# Work to complete
Work out the number of lines with the word "JSON" in the material below, then reply with that number only.

# Material to process
# # # #

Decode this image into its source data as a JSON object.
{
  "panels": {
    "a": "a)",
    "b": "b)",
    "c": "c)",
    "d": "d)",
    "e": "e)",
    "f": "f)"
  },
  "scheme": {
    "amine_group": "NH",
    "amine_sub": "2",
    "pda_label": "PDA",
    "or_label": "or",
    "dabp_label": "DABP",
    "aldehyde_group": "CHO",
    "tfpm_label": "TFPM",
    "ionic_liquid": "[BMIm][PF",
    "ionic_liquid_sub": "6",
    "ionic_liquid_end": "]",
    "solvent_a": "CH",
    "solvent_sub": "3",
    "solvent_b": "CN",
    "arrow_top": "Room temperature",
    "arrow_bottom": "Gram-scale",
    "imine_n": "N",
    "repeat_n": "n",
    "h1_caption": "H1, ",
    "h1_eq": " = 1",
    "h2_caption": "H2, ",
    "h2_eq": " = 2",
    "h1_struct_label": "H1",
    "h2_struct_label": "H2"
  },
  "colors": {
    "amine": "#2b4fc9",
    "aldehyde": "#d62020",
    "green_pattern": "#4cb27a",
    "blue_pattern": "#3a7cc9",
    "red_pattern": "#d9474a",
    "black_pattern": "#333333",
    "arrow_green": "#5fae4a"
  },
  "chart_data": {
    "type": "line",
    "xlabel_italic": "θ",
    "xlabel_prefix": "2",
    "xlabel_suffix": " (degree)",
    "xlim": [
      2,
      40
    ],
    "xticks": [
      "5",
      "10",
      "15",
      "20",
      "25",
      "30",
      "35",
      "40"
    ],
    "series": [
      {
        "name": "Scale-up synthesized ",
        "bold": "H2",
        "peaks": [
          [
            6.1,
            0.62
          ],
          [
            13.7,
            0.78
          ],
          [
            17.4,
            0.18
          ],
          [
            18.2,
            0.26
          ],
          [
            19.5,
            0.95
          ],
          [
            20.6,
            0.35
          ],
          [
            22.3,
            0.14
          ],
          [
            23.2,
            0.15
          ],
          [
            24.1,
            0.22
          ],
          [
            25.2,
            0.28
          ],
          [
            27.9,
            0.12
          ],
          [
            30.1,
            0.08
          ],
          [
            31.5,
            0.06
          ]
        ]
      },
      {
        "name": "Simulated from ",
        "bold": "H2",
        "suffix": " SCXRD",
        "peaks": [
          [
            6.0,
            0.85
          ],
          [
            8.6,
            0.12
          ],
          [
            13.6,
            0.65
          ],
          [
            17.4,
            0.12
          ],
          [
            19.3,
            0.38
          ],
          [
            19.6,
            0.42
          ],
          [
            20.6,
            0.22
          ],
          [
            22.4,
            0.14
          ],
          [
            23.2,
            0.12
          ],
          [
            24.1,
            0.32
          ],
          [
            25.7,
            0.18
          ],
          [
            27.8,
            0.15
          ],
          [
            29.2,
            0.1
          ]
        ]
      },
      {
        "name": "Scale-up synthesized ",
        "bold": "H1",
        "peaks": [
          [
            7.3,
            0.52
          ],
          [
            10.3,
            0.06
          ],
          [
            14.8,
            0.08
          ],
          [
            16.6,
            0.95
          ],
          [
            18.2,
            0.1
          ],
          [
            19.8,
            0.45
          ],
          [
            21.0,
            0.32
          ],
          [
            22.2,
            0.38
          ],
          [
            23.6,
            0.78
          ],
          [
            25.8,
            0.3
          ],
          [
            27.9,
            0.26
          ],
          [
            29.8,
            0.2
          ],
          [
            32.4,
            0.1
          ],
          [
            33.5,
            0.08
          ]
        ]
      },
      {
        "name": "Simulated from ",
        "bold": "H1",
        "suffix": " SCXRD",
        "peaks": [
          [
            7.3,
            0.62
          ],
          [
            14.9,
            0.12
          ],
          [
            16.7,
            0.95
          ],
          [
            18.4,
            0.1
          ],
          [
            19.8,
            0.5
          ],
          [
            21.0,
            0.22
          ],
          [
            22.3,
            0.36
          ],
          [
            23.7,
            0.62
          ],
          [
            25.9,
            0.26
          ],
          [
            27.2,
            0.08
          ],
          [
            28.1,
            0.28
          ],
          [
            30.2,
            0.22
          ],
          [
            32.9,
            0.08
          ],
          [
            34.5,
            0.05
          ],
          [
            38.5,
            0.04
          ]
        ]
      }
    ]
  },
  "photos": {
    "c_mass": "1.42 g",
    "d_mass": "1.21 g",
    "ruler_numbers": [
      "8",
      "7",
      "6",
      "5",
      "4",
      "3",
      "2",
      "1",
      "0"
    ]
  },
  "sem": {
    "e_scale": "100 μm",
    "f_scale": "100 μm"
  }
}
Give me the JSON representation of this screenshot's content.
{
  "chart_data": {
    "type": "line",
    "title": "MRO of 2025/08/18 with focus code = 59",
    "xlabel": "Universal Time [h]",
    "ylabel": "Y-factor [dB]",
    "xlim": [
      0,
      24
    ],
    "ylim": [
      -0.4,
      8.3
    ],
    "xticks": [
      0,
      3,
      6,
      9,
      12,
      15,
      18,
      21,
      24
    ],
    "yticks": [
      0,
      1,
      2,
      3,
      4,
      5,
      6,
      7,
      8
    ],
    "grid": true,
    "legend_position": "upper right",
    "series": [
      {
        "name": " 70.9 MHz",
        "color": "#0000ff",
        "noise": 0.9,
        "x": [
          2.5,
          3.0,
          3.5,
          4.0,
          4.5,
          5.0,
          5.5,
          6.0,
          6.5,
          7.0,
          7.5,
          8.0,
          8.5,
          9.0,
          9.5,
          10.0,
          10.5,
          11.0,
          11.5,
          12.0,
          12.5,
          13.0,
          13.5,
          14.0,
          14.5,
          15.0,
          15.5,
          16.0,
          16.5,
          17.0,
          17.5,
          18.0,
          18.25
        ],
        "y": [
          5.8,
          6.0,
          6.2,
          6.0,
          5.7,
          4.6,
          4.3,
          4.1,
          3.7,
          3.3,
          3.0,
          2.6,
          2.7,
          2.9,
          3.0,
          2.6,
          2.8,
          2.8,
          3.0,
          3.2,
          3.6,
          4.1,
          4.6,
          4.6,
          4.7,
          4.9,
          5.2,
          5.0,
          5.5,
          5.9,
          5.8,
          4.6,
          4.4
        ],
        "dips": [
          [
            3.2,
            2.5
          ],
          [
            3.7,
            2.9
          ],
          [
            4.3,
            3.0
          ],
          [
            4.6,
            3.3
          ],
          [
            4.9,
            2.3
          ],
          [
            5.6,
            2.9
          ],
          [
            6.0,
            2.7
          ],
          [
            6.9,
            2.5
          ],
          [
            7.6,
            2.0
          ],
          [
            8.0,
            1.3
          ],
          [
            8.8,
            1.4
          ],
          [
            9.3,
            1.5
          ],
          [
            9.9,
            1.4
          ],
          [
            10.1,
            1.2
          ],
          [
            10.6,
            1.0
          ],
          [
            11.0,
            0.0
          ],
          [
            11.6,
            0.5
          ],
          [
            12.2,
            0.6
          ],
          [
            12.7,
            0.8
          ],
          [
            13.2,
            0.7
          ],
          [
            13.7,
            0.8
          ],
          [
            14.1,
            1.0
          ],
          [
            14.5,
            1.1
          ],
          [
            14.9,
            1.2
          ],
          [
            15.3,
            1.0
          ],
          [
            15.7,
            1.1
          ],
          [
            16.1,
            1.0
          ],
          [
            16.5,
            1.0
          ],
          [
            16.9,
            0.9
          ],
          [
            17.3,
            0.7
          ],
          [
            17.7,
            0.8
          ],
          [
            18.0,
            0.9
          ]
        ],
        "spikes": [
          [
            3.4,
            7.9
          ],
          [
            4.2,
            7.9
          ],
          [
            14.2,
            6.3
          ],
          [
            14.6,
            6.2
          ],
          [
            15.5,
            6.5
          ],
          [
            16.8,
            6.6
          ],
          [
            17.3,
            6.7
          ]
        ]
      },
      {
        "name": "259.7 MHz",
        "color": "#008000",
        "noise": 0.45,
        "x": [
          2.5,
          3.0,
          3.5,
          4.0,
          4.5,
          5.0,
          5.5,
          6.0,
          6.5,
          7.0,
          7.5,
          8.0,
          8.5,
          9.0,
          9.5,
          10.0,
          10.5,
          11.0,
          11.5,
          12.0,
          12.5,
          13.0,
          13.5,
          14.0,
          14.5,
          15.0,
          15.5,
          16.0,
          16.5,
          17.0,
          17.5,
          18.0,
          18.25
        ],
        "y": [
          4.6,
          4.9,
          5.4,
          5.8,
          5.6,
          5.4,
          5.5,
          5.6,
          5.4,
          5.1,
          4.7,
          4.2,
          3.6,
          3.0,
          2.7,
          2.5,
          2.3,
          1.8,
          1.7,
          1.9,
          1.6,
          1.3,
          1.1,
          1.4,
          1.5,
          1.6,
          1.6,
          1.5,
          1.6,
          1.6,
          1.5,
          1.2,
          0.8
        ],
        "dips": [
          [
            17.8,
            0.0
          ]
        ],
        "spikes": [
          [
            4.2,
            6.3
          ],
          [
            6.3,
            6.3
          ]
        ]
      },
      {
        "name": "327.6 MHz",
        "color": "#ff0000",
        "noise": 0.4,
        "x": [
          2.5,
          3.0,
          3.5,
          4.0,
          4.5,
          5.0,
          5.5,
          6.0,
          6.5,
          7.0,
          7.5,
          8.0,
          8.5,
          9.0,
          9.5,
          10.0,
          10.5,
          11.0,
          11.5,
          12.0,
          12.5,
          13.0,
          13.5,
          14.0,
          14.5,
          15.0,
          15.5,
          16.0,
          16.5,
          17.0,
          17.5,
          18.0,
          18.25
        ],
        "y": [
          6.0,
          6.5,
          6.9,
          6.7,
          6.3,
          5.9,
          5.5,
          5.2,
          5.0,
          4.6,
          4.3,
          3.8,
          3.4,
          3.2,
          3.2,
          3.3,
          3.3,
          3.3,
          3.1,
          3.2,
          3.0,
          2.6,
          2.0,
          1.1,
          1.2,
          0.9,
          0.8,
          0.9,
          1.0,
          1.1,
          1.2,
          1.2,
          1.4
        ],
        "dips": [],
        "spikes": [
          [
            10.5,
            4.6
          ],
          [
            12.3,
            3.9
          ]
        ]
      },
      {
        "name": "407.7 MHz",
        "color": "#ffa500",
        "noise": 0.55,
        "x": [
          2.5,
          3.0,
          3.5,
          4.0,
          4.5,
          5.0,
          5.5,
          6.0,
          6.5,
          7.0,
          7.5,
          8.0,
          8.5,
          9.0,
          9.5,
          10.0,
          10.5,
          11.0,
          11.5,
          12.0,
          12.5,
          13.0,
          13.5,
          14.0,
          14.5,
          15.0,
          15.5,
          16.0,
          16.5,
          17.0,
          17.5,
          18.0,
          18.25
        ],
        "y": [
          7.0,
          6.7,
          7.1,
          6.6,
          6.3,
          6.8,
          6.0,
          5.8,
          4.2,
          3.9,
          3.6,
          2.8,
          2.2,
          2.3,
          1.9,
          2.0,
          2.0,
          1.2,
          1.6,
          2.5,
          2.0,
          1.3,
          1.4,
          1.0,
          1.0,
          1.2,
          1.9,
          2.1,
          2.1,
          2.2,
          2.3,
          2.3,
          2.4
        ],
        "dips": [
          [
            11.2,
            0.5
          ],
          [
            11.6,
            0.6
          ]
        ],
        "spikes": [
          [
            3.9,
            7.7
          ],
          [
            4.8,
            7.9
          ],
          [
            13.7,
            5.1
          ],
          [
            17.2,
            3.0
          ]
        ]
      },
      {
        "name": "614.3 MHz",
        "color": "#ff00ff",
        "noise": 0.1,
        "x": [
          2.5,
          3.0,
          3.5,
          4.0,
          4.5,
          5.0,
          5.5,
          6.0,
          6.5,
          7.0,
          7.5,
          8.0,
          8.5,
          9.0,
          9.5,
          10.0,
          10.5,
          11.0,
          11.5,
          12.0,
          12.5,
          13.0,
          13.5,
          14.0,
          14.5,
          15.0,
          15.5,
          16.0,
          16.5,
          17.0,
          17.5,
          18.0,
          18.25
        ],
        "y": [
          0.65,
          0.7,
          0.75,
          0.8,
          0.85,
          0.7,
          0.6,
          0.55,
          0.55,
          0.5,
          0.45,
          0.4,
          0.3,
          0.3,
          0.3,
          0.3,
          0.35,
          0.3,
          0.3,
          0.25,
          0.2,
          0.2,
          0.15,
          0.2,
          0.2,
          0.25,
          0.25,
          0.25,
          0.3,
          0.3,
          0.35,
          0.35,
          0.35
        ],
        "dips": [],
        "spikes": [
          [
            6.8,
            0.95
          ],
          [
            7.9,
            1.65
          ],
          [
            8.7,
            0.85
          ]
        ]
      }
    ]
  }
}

# # # #

# Full output
2